Swap "motor vehicle" for "car" throughout the items below, and give the lines back with nothing else altered.

* START *

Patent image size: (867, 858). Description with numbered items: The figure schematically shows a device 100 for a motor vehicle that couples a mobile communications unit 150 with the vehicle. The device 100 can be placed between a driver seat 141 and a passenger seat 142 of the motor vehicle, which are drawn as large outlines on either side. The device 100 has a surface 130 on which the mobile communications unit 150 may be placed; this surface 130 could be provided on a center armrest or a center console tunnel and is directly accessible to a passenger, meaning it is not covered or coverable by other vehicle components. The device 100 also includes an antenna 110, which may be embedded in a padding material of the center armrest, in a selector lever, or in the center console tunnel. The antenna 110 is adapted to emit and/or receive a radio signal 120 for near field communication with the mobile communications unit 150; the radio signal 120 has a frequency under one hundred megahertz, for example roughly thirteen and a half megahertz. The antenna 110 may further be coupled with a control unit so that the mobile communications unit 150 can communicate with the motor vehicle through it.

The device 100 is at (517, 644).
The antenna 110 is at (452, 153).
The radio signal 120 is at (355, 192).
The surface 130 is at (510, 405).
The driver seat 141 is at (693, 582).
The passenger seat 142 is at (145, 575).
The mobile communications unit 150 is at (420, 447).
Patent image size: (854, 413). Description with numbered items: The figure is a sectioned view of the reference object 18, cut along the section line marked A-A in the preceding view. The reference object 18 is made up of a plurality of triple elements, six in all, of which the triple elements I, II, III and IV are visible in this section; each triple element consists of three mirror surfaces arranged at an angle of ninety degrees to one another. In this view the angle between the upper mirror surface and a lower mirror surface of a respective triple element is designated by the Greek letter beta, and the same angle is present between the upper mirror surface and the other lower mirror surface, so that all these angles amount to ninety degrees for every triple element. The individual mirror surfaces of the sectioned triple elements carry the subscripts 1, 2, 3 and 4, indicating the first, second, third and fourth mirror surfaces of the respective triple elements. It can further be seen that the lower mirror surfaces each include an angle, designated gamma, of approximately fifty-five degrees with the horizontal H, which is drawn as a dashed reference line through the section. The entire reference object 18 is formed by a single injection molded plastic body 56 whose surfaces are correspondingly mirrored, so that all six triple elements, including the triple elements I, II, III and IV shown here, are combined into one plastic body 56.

* END *

◆ EXPECTED ANSWER
Patent image size: (867, 858). Description with numbered items: The figure schematically shows a device 100 for a car that couples a mobile communications unit 150 with the vehicle. The device 100 can be placed between a driver seat 141 and a passenger seat 142 of the car, which are drawn as large outlines on either side. The device 100 has a surface 130 on which the mobile communications unit 150 may be placed; this surface 130 could be provided on a center armrest or a center console tunnel and is directly accessible to a passenger, meaning it is not covered or coverable by other vehicle components. The device 100 also includes an antenna 110, which may be embedded in a padding material of the center armrest, in a selector lever, or in the center console tunnel. The antenna 110 is adapted to emit and/or receive a radio signal 120 for near field communication with the mobile communications unit 150; the radio signal 120 has a frequency under one hundred megahertz, for example roughly thirteen and a half megahertz. The antenna 110 may further be coupled with a control unit so that the mobile communications unit 150 can communicate with the car through it.

The device 100 is at (517, 644).
The antenna 110 is at (452, 153).
The radio signal 120 is at (355, 192).
The surface 130 is at (510, 405).
The driver seat 141 is at (693, 582).
The passenger seat 142 is at (145, 575).
The mobile communications unit 150 is at (420, 447).
Patent image size: (854, 413). Description with numbered items: The figure is a sectioned view of the reference object 18, cut along the section line marked A-A in the preceding view. The reference object 18 is made up of a plurality of triple elements, six in all, of which the triple elements I, II, III and IV are visible in this section; each triple element consists of three mirror surfaces arranged at an angle of ninety degrees to one another. In this view the angle between the upper mirror surface and a lower mirror surface of a respective triple element is designated by the Greek letter beta, and the same angle is present between the upper mirror surface and the other lower mirror surface, so that all these angles amount to ninety degrees for every triple element. The individual mirror surfaces of the sectioned triple elements carry the subscripts 1, 2, 3 and 4, indicating the first, second, third and fourth mirror surfaces of the respective triple elements. It can further be seen that the lower mirror surfaces each include an angle, designated gamma, of approximately fifty-five degrees with the horizontal H, which is drawn as a dashed reference line through the section. The entire reference object 18 is formed by a single injection molded plastic body 56 whose surfaces are correspondingly mirrored, so that all six triple elements, including the triple elements I, II, III and IV shown here, are combined into one plastic body 56.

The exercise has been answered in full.